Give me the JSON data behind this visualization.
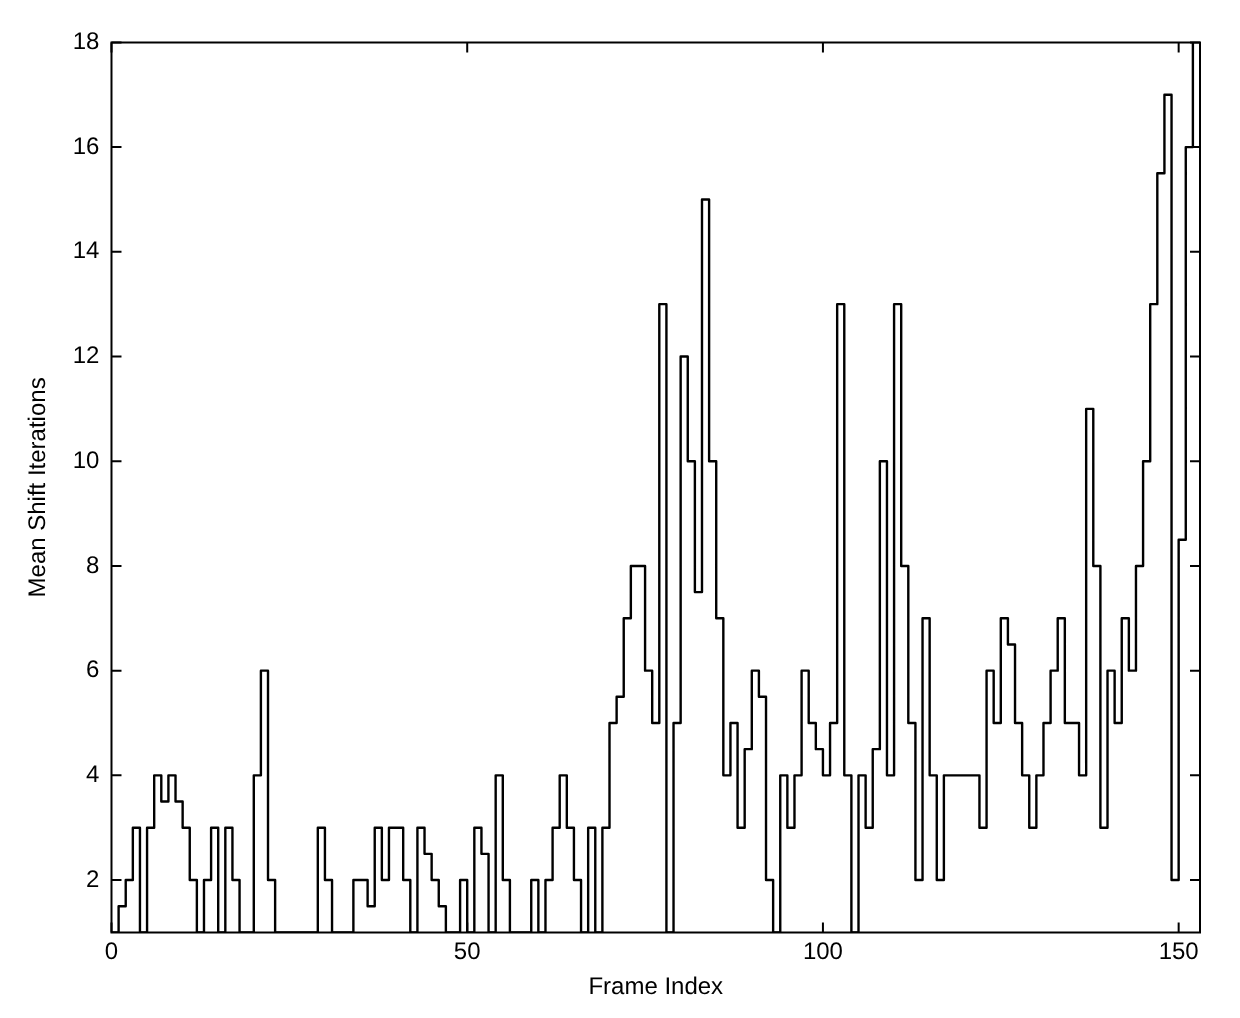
{
  "chart_data": {
    "type": "step",
    "xlabel": "Frame Index",
    "ylabel": "Mean Shift Iterations",
    "x": [
      0,
      1,
      2,
      3,
      4,
      5,
      6,
      7,
      8,
      9,
      10,
      11,
      12,
      13,
      14,
      15,
      16,
      17,
      18,
      19,
      20,
      21,
      22,
      23,
      24,
      25,
      26,
      27,
      28,
      29,
      30,
      31,
      32,
      33,
      34,
      35,
      36,
      37,
      38,
      39,
      40,
      41,
      42,
      43,
      44,
      45,
      46,
      47,
      48,
      49,
      50,
      51,
      52,
      53,
      54,
      55,
      56,
      57,
      58,
      59,
      60,
      61,
      62,
      63,
      64,
      65,
      66,
      67,
      68,
      69,
      70,
      71,
      72,
      73,
      74,
      75,
      76,
      77,
      78,
      79,
      80,
      81,
      82,
      83,
      84,
      85,
      86,
      87,
      88,
      89,
      90,
      91,
      92,
      93,
      94,
      95,
      96,
      97,
      98,
      99,
      100,
      101,
      102,
      103,
      104,
      105,
      106,
      107,
      108,
      109,
      110,
      111,
      112,
      113,
      114,
      115,
      116,
      117,
      118,
      119,
      120,
      121,
      122,
      123,
      124,
      125,
      126,
      127,
      128,
      129,
      130,
      131,
      132,
      133,
      134,
      135,
      136,
      137,
      138,
      139,
      140,
      141,
      142,
      143,
      144,
      145,
      146,
      147,
      148,
      149,
      150,
      151,
      152
    ],
    "series": [
      {
        "color": "#000000",
        "values": [
          1,
          1.5,
          2,
          3,
          1,
          3,
          4,
          3.5,
          4,
          3.5,
          3,
          2,
          1,
          2,
          3,
          1,
          3,
          2,
          1,
          1,
          4,
          6,
          2,
          1,
          1,
          1,
          1,
          1,
          1,
          3,
          2,
          1,
          1,
          1,
          2,
          2,
          1.5,
          3,
          2,
          3,
          3,
          2,
          1,
          3,
          2.5,
          2,
          1.5,
          1,
          1,
          2,
          1,
          3,
          2.5,
          1,
          4,
          2,
          1,
          1,
          1,
          2,
          1,
          2,
          3,
          4,
          3,
          2,
          1,
          3,
          1,
          3,
          5,
          5.5,
          7,
          8,
          8,
          6,
          5,
          13,
          1,
          5,
          12,
          10,
          7.5,
          15,
          10,
          7,
          4,
          5,
          3,
          4.5,
          6,
          5.5,
          2,
          1,
          4,
          3,
          4,
          6,
          5,
          4.5,
          4,
          5,
          13,
          4,
          1,
          4,
          3,
          4.5,
          10,
          4,
          13,
          8,
          5,
          2,
          7,
          4,
          2,
          4,
          4,
          4,
          4,
          4,
          3,
          6,
          5,
          7,
          6.5,
          5,
          4,
          3,
          4,
          5,
          6,
          7,
          5,
          5,
          4,
          11,
          8,
          3,
          6,
          5,
          7,
          6,
          8,
          10,
          13,
          15.5,
          17,
          2,
          8.5,
          16,
          18
        ]
      }
    ],
    "xlim": [
      0,
      153
    ],
    "ylim": [
      1,
      18
    ],
    "xticks": [
      0,
      50,
      100,
      150
    ],
    "yticks": [
      2,
      4,
      6,
      8,
      10,
      12,
      14,
      16,
      18
    ],
    "line_style": "solid"
  }
}
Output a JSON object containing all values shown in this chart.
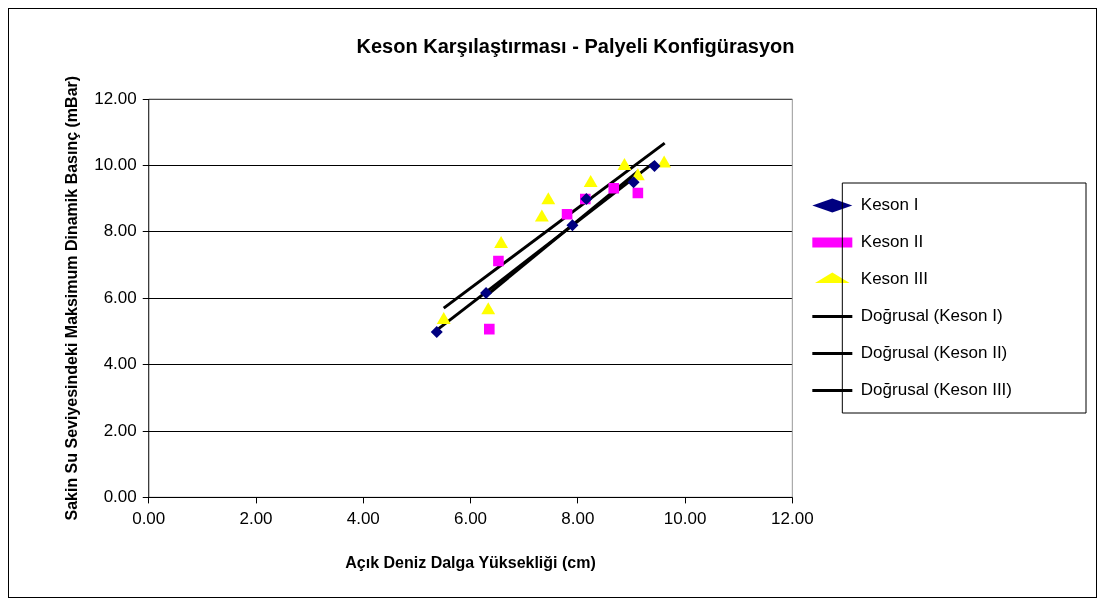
{
  "chart_data": {
    "type": "scatter",
    "title": "Keson Karşılaştırması - Palyeli Konfigürasyon",
    "xlabel": "Açık Deniz Dalga Yüksekliği (cm)",
    "ylabel": "Sakin Su Seviyesindeki Maksimum Dinamik Basınç (mBar)",
    "xlim": [
      0,
      12
    ],
    "ylim": [
      0,
      12
    ],
    "xticks": [
      {
        "value": 0,
        "label": "0.00"
      },
      {
        "value": 2,
        "label": "2.00"
      },
      {
        "value": 4,
        "label": "4.00"
      },
      {
        "value": 6,
        "label": "6.00"
      },
      {
        "value": 8,
        "label": "8.00"
      },
      {
        "value": 10,
        "label": "10.00"
      },
      {
        "value": 12,
        "label": "12.00"
      }
    ],
    "yticks": [
      {
        "value": 0,
        "label": "0.00"
      },
      {
        "value": 2,
        "label": "2.00"
      },
      {
        "value": 4,
        "label": "4.00"
      },
      {
        "value": 6,
        "label": "6.00"
      },
      {
        "value": 8,
        "label": "8.00"
      },
      {
        "value": 10,
        "label": "10.00"
      },
      {
        "value": 12,
        "label": "12.00"
      }
    ],
    "grid": "y",
    "legend": "right",
    "series": [
      {
        "name": "Keson I",
        "type": "scatter",
        "marker": "diamond",
        "color": "#000080",
        "x": [
          5.37,
          6.29,
          7.9,
          8.16,
          9.04,
          9.43
        ],
        "values": [
          4.98,
          6.16,
          8.2,
          8.99,
          9.49,
          9.98
        ]
      },
      {
        "name": "Keson II",
        "type": "scatter",
        "marker": "square",
        "color": "#ff00ff",
        "x": [
          6.52,
          6.35,
          7.8,
          8.14,
          8.67,
          9.12
        ],
        "values": [
          7.12,
          5.07,
          8.53,
          8.99,
          9.31,
          9.17
        ]
      },
      {
        "name": "Keson III",
        "type": "scatter",
        "marker": "triangle",
        "color": "#ffff00",
        "x": [
          5.5,
          6.33,
          6.57,
          7.33,
          7.45,
          8.24,
          8.87,
          9.12,
          9.61
        ],
        "values": [
          5.34,
          5.64,
          7.63,
          8.43,
          8.95,
          9.47,
          9.98,
          9.67,
          10.06
        ]
      },
      {
        "name": "Doğrusal (Keson I)",
        "type": "line",
        "marker": "none",
        "color": "#000000",
        "x": [
          5.37,
          9.43
        ],
        "values": [
          5.04,
          10.1
        ]
      },
      {
        "name": "Doğrusal (Keson II)",
        "type": "line",
        "marker": "none",
        "color": "#000000",
        "x": [
          6.35,
          9.12
        ],
        "values": [
          6.15,
          9.82
        ]
      },
      {
        "name": "Doğrusal (Keson III)",
        "type": "line",
        "marker": "none",
        "color": "#000000",
        "x": [
          5.5,
          9.62
        ],
        "values": [
          5.7,
          10.67
        ]
      }
    ]
  }
}
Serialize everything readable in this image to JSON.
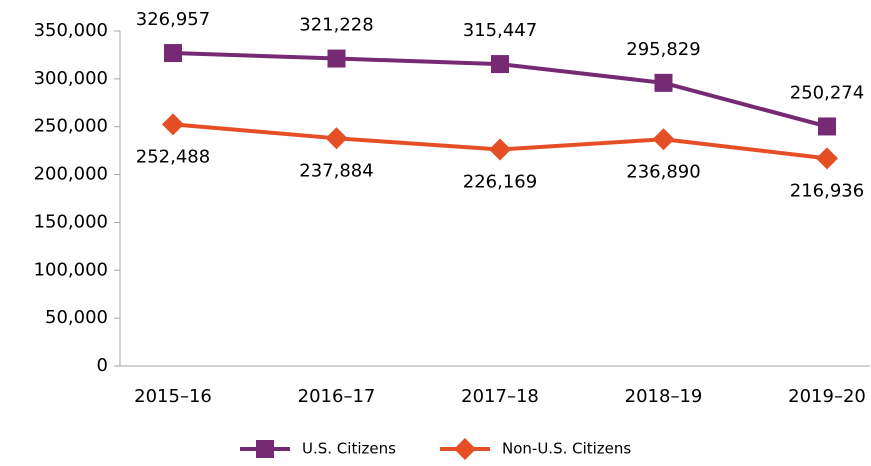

_____

Job – Write out again every line above exactly as given; the pictures do not belong in the copy.

Correct output –
Give me the JSON data behind this visualization.
{
  "chart_data": {
    "type": "step",
    "xlabel": "Frame Index",
    "ylabel": "Mean Shift Iterations",
    "x": [
      0,
      1,
      2,
      3,
      4,
      5,
      6,
      7,
      8,
      9,
      10,
      11,
      12,
      13,
      14,
      15,
      16,
      17,
      18,
      19,
      20,
      21,
      22,
      23,
      24,
      25,
      26,
      27,
      28,
      29,
      30,
      31,
      32,
      33,
      34,
      35,
      36,
      37,
      38,
      39,
      40,
      41,
      42,
      43,
      44,
      45,
      46,
      47,
      48,
      49,
      50,
      51,
      52,
      53,
      54,
      55,
      56,
      57,
      58,
      59,
      60,
      61,
      62,
      63,
      64,
      65,
      66,
      67,
      68,
      69,
      70,
      71,
      72,
      73,
      74,
      75,
      76,
      77,
      78,
      79,
      80,
      81,
      82,
      83,
      84,
      85,
      86,
      87,
      88,
      89,
      90,
      91,
      92,
      93,
      94,
      95,
      96,
      97,
      98,
      99,
      100,
      101,
      102,
      103,
      104,
      105,
      106,
      107,
      108,
      109,
      110,
      111,
      112,
      113,
      114,
      115,
      116,
      117,
      118,
      119,
      120,
      121,
      122,
      123,
      124,
      125,
      126,
      127,
      128,
      129,
      130,
      131,
      132,
      133,
      134,
      135,
      136,
      137,
      138,
      139,
      140,
      141,
      142,
      143,
      144,
      145,
      146,
      147,
      148,
      149,
      150,
      151,
      152
    ],
    "series": [
      {
        "color": "#000000",
        "values": [
          1,
          1.5,
          2,
          3,
          1,
          3,
          4,
          3.5,
          4,
          3.5,
          3,
          2,
          1,
          2,
          3,
          1,
          3,
          2,
          1,
          1,
          4,
          6,
          2,
          1,
          1,
          1,
          1,
          1,
          1,
          3,
          2,
          1,
          1,
          1,
          2,
          2,
          1.5,
          3,
          2,
          3,
          3,
          2,
          1,
          3,
          2.5,
          2,
          1.5,
          1,
          1,
          2,
          1,
          3,
          2.5,
          1,
          4,
          2,
          1,
          1,
          1,
          2,
          1,
          2,
          3,
          4,
          3,
          2,
          1,
          3,
          1,
          3,
          5,
          5.5,
          7,
          8,
          8,
          6,
          5,
          13,
          1,
          5,
          12,
          10,
          7.5,
          15,
          10,
          7,
          4,
          5,
          3,
          4.5,
          6,
          5.5,
          2,
          1,
          4,
          3,
          4,
          6,
          5,
          4.5,
          4,
          5,
          13,
          4,
          1,
          4,
          3,
          4.5,
          10,
          4,
          13,
          8,
          5,
          2,
          7,
          4,
          2,
          4,
          4,
          4,
          4,
          4,
          3,
          6,
          5,
          7,
          6.5,
          5,
          4,
          3,
          4,
          5,
          6,
          7,
          5,
          5,
          4,
          11,
          8,
          3,
          6,
          5,
          7,
          6,
          8,
          10,
          13,
          15.5,
          17,
          2,
          8.5,
          16,
          18
        ]
      }
    ],
    "xlim": [
      0,
      153
    ],
    "ylim": [
      1,
      18
    ],
    "xticks": [
      0,
      50,
      100,
      150
    ],
    "yticks": [
      2,
      4,
      6,
      8,
      10,
      12,
      14,
      16,
      18
    ],
    "line_style": "solid"
  }
}
Output a JSON object containing all values shown in this chart.
{
  "chart_data": {
    "type": "scatter",
    "title": "Keson Karşılaştırması - Palyeli Konfigürasyon",
    "xlabel": "Açık Deniz Dalga Yüksekliği (cm)",
    "ylabel": "Sakin Su Seviyesindeki Maksimum Dinamik Basınç (mBar)",
    "xlim": [
      0,
      12
    ],
    "ylim": [
      0,
      12
    ],
    "xticks": [
      {
        "value": 0,
        "label": "0.00"
      },
      {
        "value": 2,
        "label": "2.00"
      },
      {
        "value": 4,
        "label": "4.00"
      },
      {
        "value": 6,
        "label": "6.00"
      },
      {
        "value": 8,
        "label": "8.00"
      },
      {
        "value": 10,
        "label": "10.00"
      },
      {
        "value": 12,
        "label": "12.00"
      }
    ],
    "yticks": [
      {
        "value": 0,
        "label": "0.00"
      },
      {
        "value": 2,
        "label": "2.00"
      },
      {
        "value": 4,
        "label": "4.00"
      },
      {
        "value": 6,
        "label": "6.00"
      },
      {
        "value": 8,
        "label": "8.00"
      },
      {
        "value": 10,
        "label": "10.00"
      },
      {
        "value": 12,
        "label": "12.00"
      }
    ],
    "grid": "y",
    "legend": "right",
    "series": [
      {
        "name": "Keson I",
        "type": "scatter",
        "marker": "diamond",
        "color": "#000080",
        "x": [
          5.37,
          6.29,
          7.9,
          8.16,
          9.04,
          9.43
        ],
        "values": [
          4.98,
          6.16,
          8.2,
          8.99,
          9.49,
          9.98
        ]
      },
      {
        "name": "Keson II",
        "type": "scatter",
        "marker": "square",
        "color": "#ff00ff",
        "x": [
          6.52,
          6.35,
          7.8,
          8.14,
          8.67,
          9.12
        ],
        "values": [
          7.12,
          5.07,
          8.53,
          8.99,
          9.31,
          9.17
        ]
      },
      {
        "name": "Keson III",
        "type": "scatter",
        "marker": "triangle",
        "color": "#ffff00",
        "x": [
          5.5,
          6.33,
          6.57,
          7.33,
          7.45,
          8.24,
          8.87,
          9.12,
          9.61
        ],
        "values": [
          5.34,
          5.64,
          7.63,
          8.43,
          8.95,
          9.47,
          9.98,
          9.67,
          10.06
        ]
      },
      {
        "name": "Doğrusal (Keson I)",
        "type": "line",
        "marker": "none",
        "color": "#000000",
        "x": [
          5.37,
          9.43
        ],
        "values": [
          5.04,
          10.1
        ]
      },
      {
        "name": "Doğrusal (Keson II)",
        "type": "line",
        "marker": "none",
        "color": "#000000",
        "x": [
          6.35,
          9.12
        ],
        "values": [
          6.15,
          9.82
        ]
      },
      {
        "name": "Doğrusal (Keson III)",
        "type": "line",
        "marker": "none",
        "color": "#000000",
        "x": [
          5.5,
          9.62
        ],
        "values": [
          5.7,
          10.67
        ]
      }
    ]
  }
}
Serialize everything readable in this image to JSON.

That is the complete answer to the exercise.